| EXERCISE |
Extract each line of the records below that contains the word "verbinden".

------------------------------------------------------------

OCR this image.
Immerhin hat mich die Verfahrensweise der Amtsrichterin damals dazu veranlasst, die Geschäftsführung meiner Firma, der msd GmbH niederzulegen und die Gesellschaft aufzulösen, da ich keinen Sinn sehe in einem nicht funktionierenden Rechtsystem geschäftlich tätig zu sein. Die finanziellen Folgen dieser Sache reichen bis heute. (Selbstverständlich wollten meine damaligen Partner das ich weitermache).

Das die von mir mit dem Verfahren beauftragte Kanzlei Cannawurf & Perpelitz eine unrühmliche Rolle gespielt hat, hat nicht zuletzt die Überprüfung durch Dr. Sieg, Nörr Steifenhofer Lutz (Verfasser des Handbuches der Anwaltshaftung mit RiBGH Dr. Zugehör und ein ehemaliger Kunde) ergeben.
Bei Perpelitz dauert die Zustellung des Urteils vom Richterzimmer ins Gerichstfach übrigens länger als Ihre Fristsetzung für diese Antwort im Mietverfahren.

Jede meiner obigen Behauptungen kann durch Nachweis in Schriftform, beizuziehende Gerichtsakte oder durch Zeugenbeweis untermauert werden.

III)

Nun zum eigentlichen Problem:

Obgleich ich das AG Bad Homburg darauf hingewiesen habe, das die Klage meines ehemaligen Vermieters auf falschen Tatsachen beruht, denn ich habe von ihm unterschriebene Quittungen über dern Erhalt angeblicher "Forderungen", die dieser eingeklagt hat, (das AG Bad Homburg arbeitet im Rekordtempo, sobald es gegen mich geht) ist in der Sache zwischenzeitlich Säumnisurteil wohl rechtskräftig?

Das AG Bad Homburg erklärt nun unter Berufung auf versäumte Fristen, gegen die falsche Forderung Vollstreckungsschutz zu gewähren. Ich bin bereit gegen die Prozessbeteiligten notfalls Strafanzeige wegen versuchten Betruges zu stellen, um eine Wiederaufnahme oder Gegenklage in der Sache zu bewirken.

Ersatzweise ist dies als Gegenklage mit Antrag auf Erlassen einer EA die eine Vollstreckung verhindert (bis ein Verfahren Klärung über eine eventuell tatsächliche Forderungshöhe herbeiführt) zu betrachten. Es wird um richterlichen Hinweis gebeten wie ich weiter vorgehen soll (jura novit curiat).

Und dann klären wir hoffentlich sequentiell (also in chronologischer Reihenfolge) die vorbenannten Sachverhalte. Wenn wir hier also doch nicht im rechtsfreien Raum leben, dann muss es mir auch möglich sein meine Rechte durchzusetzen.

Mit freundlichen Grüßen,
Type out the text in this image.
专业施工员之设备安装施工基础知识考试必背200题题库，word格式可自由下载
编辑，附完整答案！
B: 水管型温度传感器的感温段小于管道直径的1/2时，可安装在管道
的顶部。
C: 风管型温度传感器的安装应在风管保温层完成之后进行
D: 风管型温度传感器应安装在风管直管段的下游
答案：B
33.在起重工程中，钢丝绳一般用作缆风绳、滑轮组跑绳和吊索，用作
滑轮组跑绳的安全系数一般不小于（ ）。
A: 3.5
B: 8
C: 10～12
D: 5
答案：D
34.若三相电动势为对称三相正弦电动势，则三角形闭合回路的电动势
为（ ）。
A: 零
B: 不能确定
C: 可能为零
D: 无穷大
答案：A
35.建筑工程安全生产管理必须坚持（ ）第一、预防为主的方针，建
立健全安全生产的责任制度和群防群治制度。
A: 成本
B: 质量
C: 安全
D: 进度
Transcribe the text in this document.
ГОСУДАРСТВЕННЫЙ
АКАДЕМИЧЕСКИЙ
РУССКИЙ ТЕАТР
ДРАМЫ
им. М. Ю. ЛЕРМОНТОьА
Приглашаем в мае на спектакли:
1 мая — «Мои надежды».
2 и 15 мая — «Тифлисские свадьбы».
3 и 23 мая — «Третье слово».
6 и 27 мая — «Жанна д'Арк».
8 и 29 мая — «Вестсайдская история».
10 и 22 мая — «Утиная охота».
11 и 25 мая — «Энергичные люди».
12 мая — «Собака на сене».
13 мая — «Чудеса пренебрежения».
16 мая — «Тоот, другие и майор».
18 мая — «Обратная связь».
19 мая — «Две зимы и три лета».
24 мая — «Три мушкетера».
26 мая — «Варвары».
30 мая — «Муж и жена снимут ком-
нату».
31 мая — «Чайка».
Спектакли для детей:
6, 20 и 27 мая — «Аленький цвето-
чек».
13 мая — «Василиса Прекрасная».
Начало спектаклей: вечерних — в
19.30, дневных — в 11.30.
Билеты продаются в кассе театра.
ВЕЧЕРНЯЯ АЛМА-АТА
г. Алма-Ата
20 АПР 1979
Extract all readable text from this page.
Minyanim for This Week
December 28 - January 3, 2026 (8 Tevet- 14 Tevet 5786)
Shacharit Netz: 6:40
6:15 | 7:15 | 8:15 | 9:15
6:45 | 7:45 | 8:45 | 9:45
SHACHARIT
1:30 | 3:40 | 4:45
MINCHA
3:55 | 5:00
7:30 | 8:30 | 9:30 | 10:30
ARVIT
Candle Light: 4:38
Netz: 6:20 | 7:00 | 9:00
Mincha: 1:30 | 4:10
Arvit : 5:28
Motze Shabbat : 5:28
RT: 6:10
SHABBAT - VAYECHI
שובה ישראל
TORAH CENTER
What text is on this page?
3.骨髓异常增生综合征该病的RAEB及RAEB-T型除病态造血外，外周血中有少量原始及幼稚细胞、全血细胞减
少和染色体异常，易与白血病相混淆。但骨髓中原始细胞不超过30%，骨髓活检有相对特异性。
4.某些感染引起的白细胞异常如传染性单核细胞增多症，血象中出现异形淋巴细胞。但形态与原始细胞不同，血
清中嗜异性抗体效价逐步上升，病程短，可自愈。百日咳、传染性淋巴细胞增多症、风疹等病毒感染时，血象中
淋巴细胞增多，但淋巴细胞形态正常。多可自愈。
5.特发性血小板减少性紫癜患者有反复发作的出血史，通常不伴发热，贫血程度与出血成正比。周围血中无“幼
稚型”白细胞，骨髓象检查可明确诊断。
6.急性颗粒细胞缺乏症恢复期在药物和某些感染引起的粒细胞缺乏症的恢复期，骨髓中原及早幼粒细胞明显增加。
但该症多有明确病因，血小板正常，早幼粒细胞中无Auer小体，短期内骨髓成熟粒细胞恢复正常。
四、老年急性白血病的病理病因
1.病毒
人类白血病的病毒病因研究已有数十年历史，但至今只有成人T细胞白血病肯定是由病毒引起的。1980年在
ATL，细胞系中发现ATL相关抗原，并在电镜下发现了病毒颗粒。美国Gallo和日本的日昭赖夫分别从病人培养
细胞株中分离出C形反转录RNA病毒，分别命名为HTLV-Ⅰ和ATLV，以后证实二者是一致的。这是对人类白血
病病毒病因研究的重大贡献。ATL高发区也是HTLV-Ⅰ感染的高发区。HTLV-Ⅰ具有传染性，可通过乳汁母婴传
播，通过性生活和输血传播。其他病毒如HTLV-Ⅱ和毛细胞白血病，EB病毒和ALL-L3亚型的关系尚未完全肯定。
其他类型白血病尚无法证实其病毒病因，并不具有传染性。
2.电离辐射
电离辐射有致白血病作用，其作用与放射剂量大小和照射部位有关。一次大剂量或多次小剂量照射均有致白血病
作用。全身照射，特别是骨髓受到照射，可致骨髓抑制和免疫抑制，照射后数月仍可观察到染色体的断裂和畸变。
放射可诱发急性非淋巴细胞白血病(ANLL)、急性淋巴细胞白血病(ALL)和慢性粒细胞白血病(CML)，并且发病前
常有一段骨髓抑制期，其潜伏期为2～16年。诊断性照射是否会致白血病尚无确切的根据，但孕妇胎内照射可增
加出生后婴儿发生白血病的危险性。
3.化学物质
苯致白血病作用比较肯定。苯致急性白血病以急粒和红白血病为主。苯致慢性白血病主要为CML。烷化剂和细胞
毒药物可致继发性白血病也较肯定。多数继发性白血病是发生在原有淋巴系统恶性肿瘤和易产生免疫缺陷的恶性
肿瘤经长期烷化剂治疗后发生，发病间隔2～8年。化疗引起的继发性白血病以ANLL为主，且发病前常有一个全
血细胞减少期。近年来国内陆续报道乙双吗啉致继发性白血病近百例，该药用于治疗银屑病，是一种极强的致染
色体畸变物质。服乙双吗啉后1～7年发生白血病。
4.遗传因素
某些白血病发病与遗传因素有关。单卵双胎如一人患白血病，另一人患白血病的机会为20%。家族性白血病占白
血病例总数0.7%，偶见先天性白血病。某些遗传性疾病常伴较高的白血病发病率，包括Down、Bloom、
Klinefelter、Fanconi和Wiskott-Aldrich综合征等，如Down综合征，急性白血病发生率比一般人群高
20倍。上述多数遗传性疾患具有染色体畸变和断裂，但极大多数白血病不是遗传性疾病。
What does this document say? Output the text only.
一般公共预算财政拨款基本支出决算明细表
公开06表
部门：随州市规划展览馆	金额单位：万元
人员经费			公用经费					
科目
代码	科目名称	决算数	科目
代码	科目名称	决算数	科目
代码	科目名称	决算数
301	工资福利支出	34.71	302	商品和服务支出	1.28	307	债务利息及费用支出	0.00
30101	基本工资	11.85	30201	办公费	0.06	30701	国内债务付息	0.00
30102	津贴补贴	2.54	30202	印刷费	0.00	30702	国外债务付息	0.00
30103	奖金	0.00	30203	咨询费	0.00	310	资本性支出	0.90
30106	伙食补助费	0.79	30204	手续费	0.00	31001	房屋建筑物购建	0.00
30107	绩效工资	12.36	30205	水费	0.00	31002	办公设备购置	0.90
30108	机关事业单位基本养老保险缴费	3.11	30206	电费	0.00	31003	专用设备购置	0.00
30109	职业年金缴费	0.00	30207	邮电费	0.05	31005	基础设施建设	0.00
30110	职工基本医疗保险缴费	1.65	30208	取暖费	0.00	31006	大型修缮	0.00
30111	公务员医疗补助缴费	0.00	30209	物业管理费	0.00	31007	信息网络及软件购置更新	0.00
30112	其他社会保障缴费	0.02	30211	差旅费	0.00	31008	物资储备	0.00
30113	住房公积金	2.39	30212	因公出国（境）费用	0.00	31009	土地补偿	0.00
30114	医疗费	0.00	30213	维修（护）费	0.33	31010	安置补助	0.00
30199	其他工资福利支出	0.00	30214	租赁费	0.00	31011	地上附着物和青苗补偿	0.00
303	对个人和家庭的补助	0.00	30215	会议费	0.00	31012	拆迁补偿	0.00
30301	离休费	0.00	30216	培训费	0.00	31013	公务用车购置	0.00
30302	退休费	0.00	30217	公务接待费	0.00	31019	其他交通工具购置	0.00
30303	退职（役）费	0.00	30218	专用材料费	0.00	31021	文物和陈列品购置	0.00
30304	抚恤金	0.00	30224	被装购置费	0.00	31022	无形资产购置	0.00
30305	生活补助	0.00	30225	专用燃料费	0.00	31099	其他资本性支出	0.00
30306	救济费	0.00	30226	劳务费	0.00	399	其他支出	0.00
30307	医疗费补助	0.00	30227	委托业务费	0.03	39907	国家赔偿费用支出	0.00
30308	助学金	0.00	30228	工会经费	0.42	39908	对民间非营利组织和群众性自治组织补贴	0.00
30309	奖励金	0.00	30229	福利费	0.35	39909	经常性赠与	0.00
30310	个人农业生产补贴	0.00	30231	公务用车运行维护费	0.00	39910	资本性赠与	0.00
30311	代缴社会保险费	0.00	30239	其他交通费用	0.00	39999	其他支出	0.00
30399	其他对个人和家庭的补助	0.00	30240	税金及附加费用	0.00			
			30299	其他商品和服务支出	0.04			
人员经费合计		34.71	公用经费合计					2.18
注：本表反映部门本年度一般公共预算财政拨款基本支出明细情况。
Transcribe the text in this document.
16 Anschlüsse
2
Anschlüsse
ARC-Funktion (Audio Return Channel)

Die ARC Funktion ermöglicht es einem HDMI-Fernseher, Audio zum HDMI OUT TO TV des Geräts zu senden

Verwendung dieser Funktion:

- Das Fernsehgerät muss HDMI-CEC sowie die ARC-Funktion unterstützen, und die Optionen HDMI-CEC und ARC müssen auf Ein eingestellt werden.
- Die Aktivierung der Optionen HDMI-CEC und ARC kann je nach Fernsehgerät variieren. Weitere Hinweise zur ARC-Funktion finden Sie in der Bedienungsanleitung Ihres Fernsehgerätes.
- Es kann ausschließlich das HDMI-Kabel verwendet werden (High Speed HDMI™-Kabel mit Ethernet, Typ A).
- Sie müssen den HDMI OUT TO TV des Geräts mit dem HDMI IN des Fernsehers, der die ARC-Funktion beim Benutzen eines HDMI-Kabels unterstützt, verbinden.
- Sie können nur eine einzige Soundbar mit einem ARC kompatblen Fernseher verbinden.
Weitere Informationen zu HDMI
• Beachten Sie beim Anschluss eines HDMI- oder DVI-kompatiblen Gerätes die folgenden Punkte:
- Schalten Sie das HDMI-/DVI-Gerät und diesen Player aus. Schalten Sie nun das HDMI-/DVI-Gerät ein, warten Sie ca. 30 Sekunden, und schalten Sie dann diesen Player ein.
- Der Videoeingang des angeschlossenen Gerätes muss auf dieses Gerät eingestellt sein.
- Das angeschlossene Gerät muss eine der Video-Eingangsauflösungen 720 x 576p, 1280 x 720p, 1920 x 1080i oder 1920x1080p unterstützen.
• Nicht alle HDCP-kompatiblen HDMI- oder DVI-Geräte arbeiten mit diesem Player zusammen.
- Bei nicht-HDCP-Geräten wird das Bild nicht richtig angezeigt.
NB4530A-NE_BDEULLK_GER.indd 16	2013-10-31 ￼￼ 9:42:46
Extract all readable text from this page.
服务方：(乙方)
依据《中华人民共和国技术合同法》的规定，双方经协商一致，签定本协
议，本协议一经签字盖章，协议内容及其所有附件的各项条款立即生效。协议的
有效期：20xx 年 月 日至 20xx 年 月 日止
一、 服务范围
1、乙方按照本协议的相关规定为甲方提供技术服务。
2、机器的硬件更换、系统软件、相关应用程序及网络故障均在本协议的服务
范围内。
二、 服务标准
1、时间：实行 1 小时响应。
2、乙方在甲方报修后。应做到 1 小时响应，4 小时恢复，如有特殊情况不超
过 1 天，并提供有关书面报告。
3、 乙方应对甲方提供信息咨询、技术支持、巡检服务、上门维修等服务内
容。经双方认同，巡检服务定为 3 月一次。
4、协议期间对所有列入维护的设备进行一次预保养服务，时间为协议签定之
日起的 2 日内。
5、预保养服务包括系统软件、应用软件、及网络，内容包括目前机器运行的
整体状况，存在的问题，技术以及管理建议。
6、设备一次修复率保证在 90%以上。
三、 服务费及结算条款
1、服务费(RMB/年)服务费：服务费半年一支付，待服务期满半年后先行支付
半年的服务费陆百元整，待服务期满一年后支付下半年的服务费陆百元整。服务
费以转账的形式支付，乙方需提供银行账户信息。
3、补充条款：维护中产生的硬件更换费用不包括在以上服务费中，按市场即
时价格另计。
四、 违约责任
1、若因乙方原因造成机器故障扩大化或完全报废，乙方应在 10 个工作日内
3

------------------------------------------------------------

| WRITTEN SOLUTION |
- Sie müssen den HDMI OUT TO TV des Geräts mit dem HDMI IN des Fernsehers, der die ARC-Funktion beim Benutzen eines HDMI-Kabels unterstützt, verbinden.
- Sie können nur eine einzige Soundbar mit einem ARC kompatblen Fernseher verbinden.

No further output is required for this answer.